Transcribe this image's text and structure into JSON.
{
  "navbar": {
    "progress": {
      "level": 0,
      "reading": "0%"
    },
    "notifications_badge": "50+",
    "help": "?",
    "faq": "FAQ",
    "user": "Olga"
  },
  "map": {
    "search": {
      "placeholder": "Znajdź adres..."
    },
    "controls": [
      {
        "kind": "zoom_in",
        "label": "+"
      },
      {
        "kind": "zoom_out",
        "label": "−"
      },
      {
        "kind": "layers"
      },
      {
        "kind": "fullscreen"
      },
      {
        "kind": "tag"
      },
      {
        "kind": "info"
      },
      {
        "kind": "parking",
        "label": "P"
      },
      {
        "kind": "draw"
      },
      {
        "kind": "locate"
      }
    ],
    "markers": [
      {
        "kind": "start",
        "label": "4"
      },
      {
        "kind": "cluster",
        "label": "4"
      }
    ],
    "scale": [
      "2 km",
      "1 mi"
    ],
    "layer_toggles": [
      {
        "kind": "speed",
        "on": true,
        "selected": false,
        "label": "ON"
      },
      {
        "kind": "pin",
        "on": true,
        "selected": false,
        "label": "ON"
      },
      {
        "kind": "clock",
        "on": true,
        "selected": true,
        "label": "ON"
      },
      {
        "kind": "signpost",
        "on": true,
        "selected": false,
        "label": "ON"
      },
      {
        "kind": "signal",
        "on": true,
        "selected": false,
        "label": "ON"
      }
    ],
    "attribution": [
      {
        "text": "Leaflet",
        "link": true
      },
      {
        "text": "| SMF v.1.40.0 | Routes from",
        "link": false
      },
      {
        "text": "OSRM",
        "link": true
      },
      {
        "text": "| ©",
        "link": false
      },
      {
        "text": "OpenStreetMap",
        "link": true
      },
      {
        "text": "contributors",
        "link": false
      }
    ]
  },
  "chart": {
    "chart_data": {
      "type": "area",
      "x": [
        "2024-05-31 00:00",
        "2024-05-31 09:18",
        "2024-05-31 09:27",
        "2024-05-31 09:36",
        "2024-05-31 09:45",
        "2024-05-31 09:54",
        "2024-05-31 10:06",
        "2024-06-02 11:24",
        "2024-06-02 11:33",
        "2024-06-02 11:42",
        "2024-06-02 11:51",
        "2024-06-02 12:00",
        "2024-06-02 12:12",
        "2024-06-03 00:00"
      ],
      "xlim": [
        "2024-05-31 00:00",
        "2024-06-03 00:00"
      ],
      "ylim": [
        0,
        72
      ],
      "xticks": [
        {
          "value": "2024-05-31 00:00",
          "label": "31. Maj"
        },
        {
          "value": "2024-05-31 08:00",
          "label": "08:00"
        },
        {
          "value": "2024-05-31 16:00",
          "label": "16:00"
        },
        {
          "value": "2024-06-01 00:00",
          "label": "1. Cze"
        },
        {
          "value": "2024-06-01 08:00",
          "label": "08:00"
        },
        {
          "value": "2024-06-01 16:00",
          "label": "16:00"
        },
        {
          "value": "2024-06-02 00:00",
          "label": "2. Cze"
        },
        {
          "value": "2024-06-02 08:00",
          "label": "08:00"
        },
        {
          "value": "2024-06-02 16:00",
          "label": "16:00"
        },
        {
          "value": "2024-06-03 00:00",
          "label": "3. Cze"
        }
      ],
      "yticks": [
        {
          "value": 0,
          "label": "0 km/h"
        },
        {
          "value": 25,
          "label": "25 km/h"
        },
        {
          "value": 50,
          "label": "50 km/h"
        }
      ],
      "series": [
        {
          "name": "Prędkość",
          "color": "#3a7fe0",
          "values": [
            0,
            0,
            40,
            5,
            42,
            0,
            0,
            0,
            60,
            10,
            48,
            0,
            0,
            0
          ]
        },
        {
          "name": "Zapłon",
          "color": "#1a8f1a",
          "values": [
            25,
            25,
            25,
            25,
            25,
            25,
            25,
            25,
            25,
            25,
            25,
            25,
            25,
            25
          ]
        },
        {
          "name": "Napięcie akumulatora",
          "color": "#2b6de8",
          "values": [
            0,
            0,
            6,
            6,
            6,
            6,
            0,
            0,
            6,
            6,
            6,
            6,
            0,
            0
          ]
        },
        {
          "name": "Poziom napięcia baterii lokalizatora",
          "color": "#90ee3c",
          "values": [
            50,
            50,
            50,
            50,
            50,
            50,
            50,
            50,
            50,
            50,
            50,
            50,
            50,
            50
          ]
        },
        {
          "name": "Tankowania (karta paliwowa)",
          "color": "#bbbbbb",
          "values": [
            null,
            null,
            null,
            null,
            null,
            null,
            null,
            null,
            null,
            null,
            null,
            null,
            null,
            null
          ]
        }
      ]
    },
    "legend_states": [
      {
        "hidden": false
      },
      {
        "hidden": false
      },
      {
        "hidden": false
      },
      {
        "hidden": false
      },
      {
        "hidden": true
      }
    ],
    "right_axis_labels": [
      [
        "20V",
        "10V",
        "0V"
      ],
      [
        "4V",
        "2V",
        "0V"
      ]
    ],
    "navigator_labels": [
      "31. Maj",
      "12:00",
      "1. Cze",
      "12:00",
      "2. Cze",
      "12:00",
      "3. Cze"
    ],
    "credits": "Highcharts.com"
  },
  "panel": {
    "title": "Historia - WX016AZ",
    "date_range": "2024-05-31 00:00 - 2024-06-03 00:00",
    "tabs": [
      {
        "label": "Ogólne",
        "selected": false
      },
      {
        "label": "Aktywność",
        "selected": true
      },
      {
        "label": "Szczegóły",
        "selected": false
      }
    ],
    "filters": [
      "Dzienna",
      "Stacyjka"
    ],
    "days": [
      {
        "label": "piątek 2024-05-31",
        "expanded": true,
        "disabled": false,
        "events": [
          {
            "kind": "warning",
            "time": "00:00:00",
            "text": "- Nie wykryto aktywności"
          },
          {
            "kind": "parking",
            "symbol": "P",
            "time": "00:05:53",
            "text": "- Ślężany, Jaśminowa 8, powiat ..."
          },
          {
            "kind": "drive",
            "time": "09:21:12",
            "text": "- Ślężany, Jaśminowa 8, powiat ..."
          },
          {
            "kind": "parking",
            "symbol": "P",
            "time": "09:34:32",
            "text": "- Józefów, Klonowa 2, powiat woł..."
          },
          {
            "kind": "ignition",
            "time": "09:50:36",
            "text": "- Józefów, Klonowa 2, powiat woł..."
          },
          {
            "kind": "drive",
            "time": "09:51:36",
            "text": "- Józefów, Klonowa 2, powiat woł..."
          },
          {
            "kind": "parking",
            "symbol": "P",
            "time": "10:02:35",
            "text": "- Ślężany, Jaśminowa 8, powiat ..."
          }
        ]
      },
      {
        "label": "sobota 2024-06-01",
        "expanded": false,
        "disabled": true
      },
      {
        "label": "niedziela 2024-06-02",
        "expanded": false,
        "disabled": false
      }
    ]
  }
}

——

*DESCRIPTION OF THE TASK:* In the records above, how many lines include "disabled"? Give that number and nothing more.

*SOLVED PROBLEM:* 3